EXERCISE INSTRUCTIONS:
Reproduce every one of the rows below verbatim, omitting the pictures.

================

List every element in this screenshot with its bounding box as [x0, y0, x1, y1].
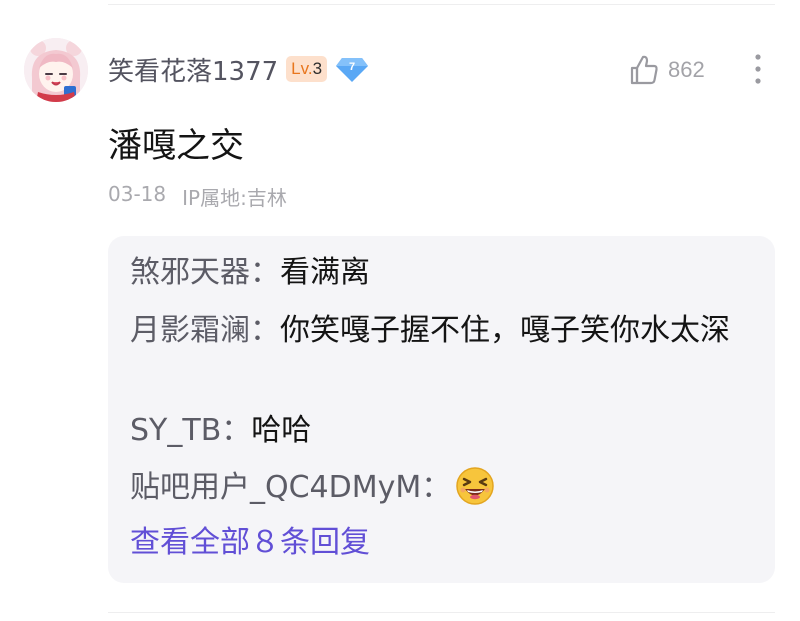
reply-separator: ： — [250, 255, 280, 290]
top-divider — [108, 4, 775, 5]
level-prefix: Lv. — [291, 59, 313, 78]
reply-separator: ： — [421, 470, 452, 505]
view-all-replies-link[interactable]: 查看全部８条回复 — [130, 520, 370, 566]
reply-item[interactable]: 煞邪天器：看满离 — [130, 250, 760, 296]
reply-separator: ： — [250, 313, 280, 348]
level-number: 3 — [312, 59, 323, 78]
reply-item[interactable]: 月影霜澜：你笑嘎子握不住，嘎子笑你水太深 — [130, 308, 760, 354]
comment-text: 潘嘎之交 — [108, 126, 244, 166]
reply-item[interactable]: 贴吧用户_QC4DMyM： — [130, 465, 760, 511]
reply-text: 看满离 — [280, 255, 370, 290]
avatar[interactable] — [24, 38, 88, 102]
thumbs-up-icon — [630, 55, 658, 85]
comment-date: 03-18 — [108, 182, 167, 206]
reply-author[interactable]: SY_TB — [130, 413, 221, 448]
grinning-squint-emoji-icon — [456, 467, 495, 505]
member-rank: 7 — [349, 61, 355, 73]
comment-header: 笑看花落1377 Lv.3 7 — [108, 46, 369, 92]
reply-separator: ： — [221, 413, 252, 448]
like-button[interactable]: 862 — [630, 52, 705, 88]
reply-text: 哈哈 — [251, 413, 312, 448]
reply-author[interactable]: 贴吧用户_QC4DMyM — [130, 470, 421, 505]
more-options-icon[interactable] — [748, 52, 768, 86]
reply-author[interactable]: 月影霜澜 — [130, 313, 250, 348]
comment-meta: 03-18 IP属地:吉林 — [108, 182, 287, 211]
avatar-image — [24, 38, 88, 102]
diamond-member-icon: 7 — [336, 58, 369, 82]
reply-author[interactable]: 煞邪天器 — [130, 255, 250, 290]
username[interactable]: 笑看花落1377 — [108, 51, 278, 88]
like-count: 862 — [668, 57, 705, 82]
comment-page: 笑看花落1377 Lv.3 7 862 潘嘎之交 03-18 IP属地:吉林 煞… — [0, 0, 800, 621]
reply-text: 你笑嘎子握不住，嘎子笑你水太深 — [280, 313, 730, 348]
level-badge: Lv.3 — [286, 56, 328, 82]
reply-item[interactable]: SY_TB：哈哈 — [130, 408, 760, 454]
ip-location: IP属地:吉林 — [182, 186, 287, 210]
replies-box[interactable]: 煞邪天器：看满离 月影霜澜：你笑嘎子握不住，嘎子笑你水太深 SY_TB：哈哈 贴… — [108, 236, 775, 583]
bottom-divider — [108, 612, 775, 613]
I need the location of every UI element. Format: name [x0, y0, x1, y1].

================

COMPLETED TASK:
List every element in this screenshot with its bounding box as [x0, y0, x1, y1].
reply-separator: ： — [250, 255, 280, 290]
top-divider — [108, 4, 775, 5]
level-prefix: Lv. — [291, 59, 313, 78]
reply-separator: ： — [421, 470, 452, 505]
view-all-replies-link[interactable]: 查看全部８条回复 — [130, 520, 370, 566]
reply-item[interactable]: 煞邪天器：看满离 — [130, 250, 760, 296]
reply-separator: ： — [250, 313, 280, 348]
level-number: 3 — [312, 59, 323, 78]
reply-item[interactable]: 月影霜澜：你笑嘎子握不住，嘎子笑你水太深 — [130, 308, 760, 354]
comment-text: 潘嘎之交 — [108, 126, 244, 166]
reply-item[interactable]: 贴吧用户_QC4DMyM： — [130, 465, 760, 511]
reply-text: 看满离 — [280, 255, 370, 290]
avatar[interactable] — [24, 38, 88, 102]
thumbs-up-icon — [630, 55, 658, 85]
comment-date: 03-18 — [108, 182, 167, 206]
reply-author[interactable]: SY_TB — [130, 413, 221, 448]
grinning-squint-emoji-icon — [456, 467, 495, 505]
member-rank: 7 — [349, 61, 355, 73]
comment-header: 笑看花落1377 Lv.3 7 — [108, 46, 369, 92]
reply-separator: ： — [221, 413, 252, 448]
like-button[interactable]: 862 — [630, 52, 705, 88]
reply-text: 哈哈 — [251, 413, 312, 448]
reply-author[interactable]: 贴吧用户_QC4DMyM — [130, 470, 421, 505]
more-options-icon[interactable] — [748, 52, 768, 86]
reply-author[interactable]: 月影霜澜 — [130, 313, 250, 348]
comment-meta: 03-18 IP属地:吉林 — [108, 182, 287, 211]
avatar-image — [24, 38, 88, 102]
diamond-member-icon: 7 — [336, 58, 369, 82]
reply-author[interactable]: 煞邪天器 — [130, 255, 250, 290]
username[interactable]: 笑看花落1377 — [108, 51, 278, 88]
like-count: 862 — [668, 57, 705, 82]
comment-page: 笑看花落1377 Lv.3 7 862 潘嘎之交 03-18 IP属地:吉林 煞… — [0, 0, 800, 621]
reply-text: 你笑嘎子握不住，嘎子笑你水太深 — [280, 313, 730, 348]
level-badge: Lv.3 — [286, 56, 328, 82]
reply-item[interactable]: SY_TB：哈哈 — [130, 408, 760, 454]
ip-location: IP属地:吉林 — [182, 186, 287, 210]
replies-box[interactable]: 煞邪天器：看满离 月影霜澜：你笑嘎子握不住，嘎子笑你水太深 SY_TB：哈哈 贴… — [108, 236, 775, 583]
bottom-divider — [108, 612, 775, 613]
I need the location of every UI element. Format: name [x0, y0, x1, y1].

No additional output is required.